#### WORK INSTRUCTIONS
Read the data below line by line and copy each one with "from" in it.
[THE DATA Boundary: Start]
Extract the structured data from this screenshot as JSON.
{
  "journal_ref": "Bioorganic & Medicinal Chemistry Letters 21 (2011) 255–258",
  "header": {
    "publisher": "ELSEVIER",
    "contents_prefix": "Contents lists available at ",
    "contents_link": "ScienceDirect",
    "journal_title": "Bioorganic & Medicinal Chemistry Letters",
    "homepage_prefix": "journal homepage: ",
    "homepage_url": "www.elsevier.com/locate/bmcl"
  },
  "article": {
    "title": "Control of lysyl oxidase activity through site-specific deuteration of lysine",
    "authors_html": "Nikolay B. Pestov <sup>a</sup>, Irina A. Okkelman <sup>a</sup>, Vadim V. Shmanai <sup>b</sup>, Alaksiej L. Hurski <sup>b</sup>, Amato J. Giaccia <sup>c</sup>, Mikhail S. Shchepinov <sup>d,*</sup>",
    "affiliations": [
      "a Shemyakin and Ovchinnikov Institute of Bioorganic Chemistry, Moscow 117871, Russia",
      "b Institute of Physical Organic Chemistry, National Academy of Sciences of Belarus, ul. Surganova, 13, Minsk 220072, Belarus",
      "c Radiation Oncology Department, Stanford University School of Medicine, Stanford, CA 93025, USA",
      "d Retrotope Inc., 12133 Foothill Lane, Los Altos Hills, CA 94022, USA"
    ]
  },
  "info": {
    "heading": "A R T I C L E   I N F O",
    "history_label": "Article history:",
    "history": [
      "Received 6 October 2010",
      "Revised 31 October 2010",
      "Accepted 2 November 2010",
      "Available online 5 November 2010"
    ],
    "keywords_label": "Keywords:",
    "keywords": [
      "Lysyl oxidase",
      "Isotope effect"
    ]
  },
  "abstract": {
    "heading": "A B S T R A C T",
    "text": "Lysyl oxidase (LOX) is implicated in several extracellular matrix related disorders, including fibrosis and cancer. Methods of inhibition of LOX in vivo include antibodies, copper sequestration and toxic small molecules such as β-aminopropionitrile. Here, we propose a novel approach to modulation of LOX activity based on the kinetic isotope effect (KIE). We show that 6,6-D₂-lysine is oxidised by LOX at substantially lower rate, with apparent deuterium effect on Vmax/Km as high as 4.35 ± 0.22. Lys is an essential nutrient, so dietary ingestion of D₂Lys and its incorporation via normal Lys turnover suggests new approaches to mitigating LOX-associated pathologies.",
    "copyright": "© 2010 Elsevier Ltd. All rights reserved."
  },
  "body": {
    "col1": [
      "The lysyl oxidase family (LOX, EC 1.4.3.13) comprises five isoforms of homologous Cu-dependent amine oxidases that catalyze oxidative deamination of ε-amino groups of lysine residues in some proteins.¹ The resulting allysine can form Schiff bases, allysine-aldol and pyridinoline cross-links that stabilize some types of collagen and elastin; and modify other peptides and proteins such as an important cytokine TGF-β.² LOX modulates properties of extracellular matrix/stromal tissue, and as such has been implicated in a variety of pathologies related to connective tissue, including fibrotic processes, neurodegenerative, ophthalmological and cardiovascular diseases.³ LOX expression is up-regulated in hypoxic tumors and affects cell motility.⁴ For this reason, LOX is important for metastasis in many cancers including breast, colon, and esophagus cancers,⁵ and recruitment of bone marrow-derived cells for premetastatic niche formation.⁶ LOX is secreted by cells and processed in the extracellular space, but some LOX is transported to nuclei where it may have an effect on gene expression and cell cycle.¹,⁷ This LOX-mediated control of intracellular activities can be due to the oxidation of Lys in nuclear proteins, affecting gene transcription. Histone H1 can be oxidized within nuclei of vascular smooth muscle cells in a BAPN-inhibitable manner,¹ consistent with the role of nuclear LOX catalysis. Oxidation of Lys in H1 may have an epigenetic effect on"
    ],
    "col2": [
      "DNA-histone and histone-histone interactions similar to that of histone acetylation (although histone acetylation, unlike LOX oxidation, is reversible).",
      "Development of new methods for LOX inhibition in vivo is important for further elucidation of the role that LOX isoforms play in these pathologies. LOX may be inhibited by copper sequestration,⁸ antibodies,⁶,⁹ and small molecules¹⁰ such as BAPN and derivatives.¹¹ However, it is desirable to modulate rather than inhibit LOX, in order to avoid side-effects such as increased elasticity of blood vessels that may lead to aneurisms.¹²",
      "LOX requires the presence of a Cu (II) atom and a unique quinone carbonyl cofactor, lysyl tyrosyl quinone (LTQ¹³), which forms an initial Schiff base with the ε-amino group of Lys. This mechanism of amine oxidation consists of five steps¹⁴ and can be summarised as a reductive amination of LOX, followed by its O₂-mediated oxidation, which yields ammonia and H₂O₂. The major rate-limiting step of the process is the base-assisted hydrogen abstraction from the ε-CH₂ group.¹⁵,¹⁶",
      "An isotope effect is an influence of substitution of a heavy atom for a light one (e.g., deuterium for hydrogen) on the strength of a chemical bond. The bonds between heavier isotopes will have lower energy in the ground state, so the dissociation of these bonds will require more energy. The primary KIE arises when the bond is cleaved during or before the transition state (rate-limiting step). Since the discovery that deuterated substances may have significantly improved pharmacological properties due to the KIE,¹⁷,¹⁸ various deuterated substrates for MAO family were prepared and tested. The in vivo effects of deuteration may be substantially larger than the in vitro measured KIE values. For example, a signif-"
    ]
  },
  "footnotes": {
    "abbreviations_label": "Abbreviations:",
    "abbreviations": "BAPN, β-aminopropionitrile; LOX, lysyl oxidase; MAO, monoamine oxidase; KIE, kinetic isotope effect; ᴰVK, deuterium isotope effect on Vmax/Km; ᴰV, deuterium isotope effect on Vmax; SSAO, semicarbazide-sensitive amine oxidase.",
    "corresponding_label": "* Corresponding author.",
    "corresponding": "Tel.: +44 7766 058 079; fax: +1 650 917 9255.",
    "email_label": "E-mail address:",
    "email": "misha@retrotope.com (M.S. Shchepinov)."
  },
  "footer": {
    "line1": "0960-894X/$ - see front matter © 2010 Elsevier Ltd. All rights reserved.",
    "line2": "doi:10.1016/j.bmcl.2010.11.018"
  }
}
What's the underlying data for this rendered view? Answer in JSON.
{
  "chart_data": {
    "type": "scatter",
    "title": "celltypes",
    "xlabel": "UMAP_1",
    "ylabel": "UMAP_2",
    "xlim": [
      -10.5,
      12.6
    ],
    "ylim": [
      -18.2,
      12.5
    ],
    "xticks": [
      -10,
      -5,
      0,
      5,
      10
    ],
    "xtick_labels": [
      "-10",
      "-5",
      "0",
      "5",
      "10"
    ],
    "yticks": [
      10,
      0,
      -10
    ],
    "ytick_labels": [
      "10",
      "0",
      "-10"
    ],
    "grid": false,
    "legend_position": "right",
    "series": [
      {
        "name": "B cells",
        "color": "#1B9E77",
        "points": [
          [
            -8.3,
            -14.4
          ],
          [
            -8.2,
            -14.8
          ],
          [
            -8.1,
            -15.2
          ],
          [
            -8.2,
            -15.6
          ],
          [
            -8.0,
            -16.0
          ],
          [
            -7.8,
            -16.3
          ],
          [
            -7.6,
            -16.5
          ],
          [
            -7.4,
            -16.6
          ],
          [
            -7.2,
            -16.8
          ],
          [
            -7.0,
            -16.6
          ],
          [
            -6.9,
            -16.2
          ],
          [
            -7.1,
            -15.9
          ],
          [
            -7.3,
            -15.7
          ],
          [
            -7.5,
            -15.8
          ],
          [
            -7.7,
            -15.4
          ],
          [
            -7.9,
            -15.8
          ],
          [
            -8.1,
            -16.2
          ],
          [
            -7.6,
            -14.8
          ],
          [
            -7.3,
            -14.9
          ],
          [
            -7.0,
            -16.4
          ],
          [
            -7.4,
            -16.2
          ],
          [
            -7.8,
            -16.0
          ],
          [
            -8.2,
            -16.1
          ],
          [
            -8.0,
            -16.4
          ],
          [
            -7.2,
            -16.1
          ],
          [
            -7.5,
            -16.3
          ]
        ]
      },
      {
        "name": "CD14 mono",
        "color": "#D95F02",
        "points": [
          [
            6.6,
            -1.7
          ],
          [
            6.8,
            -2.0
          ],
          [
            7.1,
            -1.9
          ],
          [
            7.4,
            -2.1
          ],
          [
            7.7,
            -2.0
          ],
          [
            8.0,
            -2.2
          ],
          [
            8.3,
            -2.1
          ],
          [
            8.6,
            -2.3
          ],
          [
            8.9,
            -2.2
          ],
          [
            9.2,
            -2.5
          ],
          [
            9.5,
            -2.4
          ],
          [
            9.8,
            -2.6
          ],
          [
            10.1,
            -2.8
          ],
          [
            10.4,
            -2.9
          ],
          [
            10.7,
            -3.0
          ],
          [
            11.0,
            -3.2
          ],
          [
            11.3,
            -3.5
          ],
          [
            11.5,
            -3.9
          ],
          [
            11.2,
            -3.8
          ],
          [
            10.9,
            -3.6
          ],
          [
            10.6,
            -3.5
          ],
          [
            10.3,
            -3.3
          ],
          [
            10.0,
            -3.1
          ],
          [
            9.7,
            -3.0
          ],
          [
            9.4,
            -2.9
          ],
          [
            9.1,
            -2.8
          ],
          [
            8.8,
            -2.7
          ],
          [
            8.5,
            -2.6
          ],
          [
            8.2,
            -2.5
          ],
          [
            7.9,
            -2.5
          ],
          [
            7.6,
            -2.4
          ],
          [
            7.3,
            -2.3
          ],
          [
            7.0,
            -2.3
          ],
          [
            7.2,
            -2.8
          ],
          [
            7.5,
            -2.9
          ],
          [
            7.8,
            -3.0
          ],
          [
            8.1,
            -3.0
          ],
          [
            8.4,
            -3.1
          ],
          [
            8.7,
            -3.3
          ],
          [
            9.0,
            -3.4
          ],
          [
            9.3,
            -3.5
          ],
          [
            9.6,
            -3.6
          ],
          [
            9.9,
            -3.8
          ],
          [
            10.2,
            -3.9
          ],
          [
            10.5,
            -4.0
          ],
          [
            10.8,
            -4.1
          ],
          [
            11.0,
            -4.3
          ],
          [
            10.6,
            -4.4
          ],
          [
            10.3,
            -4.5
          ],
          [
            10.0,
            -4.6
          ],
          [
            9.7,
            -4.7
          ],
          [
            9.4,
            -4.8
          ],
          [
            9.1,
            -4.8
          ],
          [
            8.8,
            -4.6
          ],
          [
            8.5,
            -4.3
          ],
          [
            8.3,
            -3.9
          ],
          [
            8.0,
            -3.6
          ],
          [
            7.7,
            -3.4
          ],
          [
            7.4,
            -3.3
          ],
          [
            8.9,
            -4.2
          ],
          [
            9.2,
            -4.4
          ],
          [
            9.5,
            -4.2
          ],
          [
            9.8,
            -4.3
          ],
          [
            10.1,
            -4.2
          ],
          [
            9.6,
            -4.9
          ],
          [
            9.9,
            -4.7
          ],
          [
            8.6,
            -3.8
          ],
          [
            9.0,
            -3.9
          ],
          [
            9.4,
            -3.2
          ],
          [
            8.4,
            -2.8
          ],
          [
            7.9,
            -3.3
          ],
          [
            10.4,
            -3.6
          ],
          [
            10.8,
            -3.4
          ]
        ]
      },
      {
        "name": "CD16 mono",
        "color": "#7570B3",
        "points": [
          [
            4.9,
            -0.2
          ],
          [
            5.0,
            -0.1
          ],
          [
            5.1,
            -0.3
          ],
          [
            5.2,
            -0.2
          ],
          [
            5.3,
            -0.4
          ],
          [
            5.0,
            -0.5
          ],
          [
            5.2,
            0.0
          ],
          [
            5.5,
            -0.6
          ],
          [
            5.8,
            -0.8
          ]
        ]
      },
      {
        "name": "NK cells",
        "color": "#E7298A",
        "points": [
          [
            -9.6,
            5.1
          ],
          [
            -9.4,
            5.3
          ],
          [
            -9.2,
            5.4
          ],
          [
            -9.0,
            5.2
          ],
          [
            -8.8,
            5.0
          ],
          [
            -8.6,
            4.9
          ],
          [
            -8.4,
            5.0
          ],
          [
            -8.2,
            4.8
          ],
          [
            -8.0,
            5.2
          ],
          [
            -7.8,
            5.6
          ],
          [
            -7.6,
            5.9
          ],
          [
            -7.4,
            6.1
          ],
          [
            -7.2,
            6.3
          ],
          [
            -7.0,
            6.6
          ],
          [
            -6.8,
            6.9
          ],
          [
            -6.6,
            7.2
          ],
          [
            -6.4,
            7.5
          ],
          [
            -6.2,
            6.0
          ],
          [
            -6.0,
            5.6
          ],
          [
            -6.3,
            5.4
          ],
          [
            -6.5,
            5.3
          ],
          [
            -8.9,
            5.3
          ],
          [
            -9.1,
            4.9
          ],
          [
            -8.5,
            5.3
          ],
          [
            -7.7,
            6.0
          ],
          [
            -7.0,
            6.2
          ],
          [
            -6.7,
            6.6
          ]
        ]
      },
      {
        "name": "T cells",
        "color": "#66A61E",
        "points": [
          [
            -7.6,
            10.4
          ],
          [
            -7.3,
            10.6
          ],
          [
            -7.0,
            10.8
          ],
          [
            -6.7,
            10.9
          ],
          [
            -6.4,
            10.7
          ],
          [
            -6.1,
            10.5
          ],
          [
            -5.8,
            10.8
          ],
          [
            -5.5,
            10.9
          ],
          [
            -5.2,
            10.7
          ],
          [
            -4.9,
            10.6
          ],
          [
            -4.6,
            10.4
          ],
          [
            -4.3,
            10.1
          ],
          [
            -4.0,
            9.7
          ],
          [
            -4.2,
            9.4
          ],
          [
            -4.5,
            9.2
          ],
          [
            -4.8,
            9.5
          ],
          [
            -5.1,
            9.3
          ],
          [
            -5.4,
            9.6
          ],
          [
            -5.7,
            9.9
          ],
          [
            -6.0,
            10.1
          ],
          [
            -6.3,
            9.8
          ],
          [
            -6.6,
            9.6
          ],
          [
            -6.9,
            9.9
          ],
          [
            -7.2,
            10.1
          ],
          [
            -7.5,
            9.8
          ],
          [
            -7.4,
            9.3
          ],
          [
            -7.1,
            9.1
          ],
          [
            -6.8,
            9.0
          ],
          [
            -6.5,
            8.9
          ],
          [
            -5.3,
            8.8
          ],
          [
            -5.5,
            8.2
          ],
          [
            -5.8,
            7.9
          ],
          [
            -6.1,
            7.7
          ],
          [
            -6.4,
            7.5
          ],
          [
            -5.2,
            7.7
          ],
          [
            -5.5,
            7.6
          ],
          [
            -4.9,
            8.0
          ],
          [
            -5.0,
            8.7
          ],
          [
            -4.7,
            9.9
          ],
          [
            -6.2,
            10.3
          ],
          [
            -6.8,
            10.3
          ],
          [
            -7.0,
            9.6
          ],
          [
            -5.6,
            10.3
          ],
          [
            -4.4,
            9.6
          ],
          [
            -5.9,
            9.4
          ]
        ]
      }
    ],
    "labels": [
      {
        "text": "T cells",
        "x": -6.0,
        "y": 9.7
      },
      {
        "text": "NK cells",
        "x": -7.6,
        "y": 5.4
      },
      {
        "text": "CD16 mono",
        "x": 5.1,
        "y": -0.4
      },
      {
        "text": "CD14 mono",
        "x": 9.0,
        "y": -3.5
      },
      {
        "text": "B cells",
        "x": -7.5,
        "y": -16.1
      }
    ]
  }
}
[THE DATA Boundary: End]
#### SOLUTION FOR THIS TASK
Extract the structured data from this screenshot as JSON.
      "LOX requires the presence of a Cu (II) atom and a unique quinone carbonyl cofactor, lysyl tyrosyl quinone (LTQ¹³), which forms an initial Schiff base with the ε-amino group of Lys. This mechanism of amine oxidation consists of five steps¹⁴ and can be summarised as a reductive amination of LOX, followed by its O₂-mediated oxidation, which yields ammonia and H₂O₂. The major rate-limiting step of the process is the base-assisted hydrogen abstraction from the ε-CH₂ group.¹⁵,¹⁶",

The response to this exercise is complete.